Work to do
Skip the pictures. Reproduce all other material exactly.

Data entries for graphics
— start —
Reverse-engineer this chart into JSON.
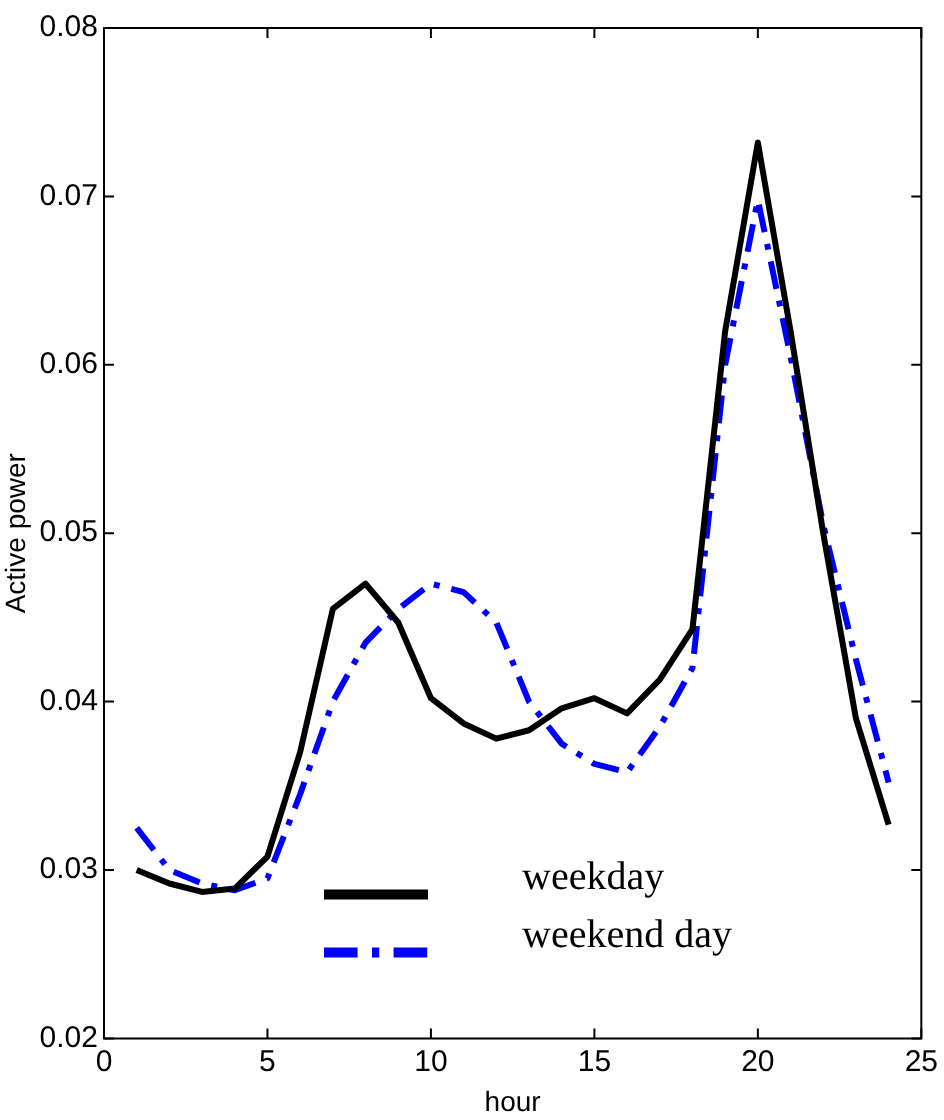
{
  "chart_data": {
    "type": "line",
    "xlabel": "hour",
    "ylabel": "Active power",
    "x": [
      1,
      2,
      3,
      4,
      5,
      6,
      7,
      8,
      9,
      10,
      11,
      12,
      13,
      14,
      15,
      16,
      17,
      18,
      19,
      20,
      21,
      22,
      23,
      24
    ],
    "series": [
      {
        "name": "weekday",
        "color": "#000000",
        "line_style": "solid",
        "values": [
          0.03,
          0.0292,
          0.0287,
          0.0289,
          0.0308,
          0.037,
          0.0455,
          0.047,
          0.0447,
          0.0402,
          0.0387,
          0.0378,
          0.0383,
          0.0396,
          0.0402,
          0.0393,
          0.0413,
          0.0443,
          0.062,
          0.0732,
          0.062,
          0.05,
          0.039,
          0.0327
        ]
      },
      {
        "name": "weekend day",
        "color": "#0000ff",
        "line_style": "dashdot",
        "values": [
          0.0325,
          0.03,
          0.0292,
          0.0288,
          0.0295,
          0.0345,
          0.04,
          0.0435,
          0.0455,
          0.047,
          0.0465,
          0.0447,
          0.04,
          0.0375,
          0.0363,
          0.0358,
          0.0385,
          0.042,
          0.06,
          0.0698,
          0.0605,
          0.0505,
          0.0425,
          0.0352
        ]
      }
    ],
    "xlim": [
      0,
      25
    ],
    "xticks": [
      0,
      5,
      10,
      15,
      20,
      25
    ],
    "ylim": [
      0.02,
      0.08
    ],
    "yticks": [
      0.02,
      0.03,
      0.04,
      0.05,
      0.06,
      0.07,
      0.08
    ],
    "grid": false,
    "legend": "bottom",
    "marker": "none"
  }
}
— end —
Output of the exercise
Reverse-engineer this chart into JSON.
{
  "chart_data": {
    "type": "line",
    "xlabel": "hour",
    "ylabel": "Active power",
    "x": [
      1,
      2,
      3,
      4,
      5,
      6,
      7,
      8,
      9,
      10,
      11,
      12,
      13,
      14,
      15,
      16,
      17,
      18,
      19,
      20,
      21,
      22,
      23,
      24
    ],
    "series": [
      {
        "name": "weekday",
        "color": "#000000",
        "line_style": "solid",
        "values": [
          0.03,
          0.0292,
          0.0287,
          0.0289,
          0.0308,
          0.037,
          0.0455,
          0.047,
          0.0447,
          0.0402,
          0.0387,
          0.0378,
          0.0383,
          0.0396,
          0.0402,
          0.0393,
          0.0413,
          0.0443,
          0.062,
          0.0732,
          0.062,
          0.05,
          0.039,
          0.0327
        ]
      },
      {
        "name": "weekend day",
        "color": "#0000ff",
        "line_style": "dashdot",
        "values": [
          0.0325,
          0.03,
          0.0292,
          0.0288,
          0.0295,
          0.0345,
          0.04,
          0.0435,
          0.0455,
          0.047,
          0.0465,
          0.0447,
          0.04,
          0.0375,
          0.0363,
          0.0358,
          0.0385,
          0.042,
          0.06,
          0.0698,
          0.0605,
          0.0505,
          0.0425,
          0.0352
        ]
      }
    ],
    "xlim": [
      0,
      25
    ],
    "xticks": [
      0,
      5,
      10,
      15,
      20,
      25
    ],
    "ylim": [
      0.02,
      0.08
    ],
    "yticks": [
      0.02,
      0.03,
      0.04,
      0.05,
      0.06,
      0.07,
      0.08
    ],
    "grid": false,
    "legend": "bottom",
    "marker": "none"
  }
}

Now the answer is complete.